***** Records shown *****

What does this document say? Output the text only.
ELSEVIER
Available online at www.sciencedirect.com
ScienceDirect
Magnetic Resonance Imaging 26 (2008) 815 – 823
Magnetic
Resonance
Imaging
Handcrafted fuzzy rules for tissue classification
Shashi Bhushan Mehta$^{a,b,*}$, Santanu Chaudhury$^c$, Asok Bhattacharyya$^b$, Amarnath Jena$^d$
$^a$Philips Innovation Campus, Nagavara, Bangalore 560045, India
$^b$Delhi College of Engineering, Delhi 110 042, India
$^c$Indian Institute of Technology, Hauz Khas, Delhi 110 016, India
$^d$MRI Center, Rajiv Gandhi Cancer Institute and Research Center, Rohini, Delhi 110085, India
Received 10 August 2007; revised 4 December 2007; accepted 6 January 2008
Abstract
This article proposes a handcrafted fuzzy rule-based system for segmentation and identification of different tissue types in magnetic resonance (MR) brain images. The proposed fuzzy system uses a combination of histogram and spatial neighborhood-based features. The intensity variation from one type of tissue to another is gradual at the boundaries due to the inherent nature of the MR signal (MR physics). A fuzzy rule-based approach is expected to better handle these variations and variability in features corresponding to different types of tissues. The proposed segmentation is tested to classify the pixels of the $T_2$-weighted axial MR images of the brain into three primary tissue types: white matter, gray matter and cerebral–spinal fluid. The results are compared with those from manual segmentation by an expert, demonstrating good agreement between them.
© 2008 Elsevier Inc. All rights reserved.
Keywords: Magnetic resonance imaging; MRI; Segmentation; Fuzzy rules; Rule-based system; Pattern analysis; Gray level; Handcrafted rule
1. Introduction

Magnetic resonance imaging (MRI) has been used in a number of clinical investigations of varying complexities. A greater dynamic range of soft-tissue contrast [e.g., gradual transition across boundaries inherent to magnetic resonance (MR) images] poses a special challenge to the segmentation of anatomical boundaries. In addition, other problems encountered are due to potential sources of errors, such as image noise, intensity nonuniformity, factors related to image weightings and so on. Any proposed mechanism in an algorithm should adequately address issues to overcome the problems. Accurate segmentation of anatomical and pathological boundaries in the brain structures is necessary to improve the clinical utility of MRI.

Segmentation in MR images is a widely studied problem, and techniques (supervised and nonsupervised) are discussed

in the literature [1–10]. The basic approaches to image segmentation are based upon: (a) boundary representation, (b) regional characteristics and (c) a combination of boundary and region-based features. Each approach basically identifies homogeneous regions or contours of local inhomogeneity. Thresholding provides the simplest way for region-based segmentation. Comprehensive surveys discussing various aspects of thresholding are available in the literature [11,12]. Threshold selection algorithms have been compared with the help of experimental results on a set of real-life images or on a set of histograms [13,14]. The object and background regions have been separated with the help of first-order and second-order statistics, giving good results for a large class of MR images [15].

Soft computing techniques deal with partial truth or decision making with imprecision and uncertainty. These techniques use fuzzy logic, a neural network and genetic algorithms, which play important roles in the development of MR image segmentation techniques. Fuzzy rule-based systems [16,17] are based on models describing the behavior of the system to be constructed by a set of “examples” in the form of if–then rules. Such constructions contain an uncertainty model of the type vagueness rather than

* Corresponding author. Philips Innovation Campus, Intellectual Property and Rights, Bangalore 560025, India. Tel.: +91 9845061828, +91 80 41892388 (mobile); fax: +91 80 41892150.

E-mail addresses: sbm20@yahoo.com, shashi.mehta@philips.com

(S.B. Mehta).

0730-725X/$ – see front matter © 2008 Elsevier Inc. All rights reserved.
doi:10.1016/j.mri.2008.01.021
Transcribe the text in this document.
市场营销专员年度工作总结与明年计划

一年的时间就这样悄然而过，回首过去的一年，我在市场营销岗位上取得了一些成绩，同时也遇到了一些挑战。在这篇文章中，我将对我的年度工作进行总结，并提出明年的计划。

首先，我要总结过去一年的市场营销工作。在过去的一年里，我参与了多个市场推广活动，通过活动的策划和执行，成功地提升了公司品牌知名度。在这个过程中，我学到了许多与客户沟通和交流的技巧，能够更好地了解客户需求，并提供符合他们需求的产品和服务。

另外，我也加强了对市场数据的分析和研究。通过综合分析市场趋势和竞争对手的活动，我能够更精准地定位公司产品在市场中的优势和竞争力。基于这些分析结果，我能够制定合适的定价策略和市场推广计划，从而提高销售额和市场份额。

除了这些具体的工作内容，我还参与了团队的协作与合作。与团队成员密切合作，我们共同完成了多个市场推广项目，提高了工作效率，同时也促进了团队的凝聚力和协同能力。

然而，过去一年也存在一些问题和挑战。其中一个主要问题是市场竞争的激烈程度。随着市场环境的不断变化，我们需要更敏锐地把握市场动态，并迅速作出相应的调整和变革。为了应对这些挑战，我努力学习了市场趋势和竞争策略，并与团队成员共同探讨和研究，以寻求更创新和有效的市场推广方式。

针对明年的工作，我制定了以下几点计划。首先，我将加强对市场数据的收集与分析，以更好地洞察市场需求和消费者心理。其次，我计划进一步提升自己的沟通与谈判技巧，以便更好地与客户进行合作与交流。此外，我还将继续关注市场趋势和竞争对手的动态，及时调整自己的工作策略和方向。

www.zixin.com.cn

*****

=== Task prompt ===
Extract every line of the records above that contains the word "matter".

=== Answer below ===
This article proposes a handcrafted fuzzy rule-based system for segmentation and identification of different tissue types in magnetic resonance (MR) brain images. The proposed fuzzy system uses a combination of histogram and spatial neighborhood-based features. The intensity variation from one type of tissue to another is gradual at the boundaries due to the inherent nature of the MR signal (MR physics). A fuzzy rule-based approach is expected to better handle these variations and variability in features corresponding to different types of tissues. The proposed segmentation is tested to classify the pixels of the $T_2$-weighted axial MR images of the brain into three primary tissue types: white matter, gray matter and cerebral–spinal fluid. The results are compared with those from manual segmentation by an expert, demonstrating good agreement between them.
0730-725X/$ – see front matter © 2008 Elsevier Inc. All rights reserved.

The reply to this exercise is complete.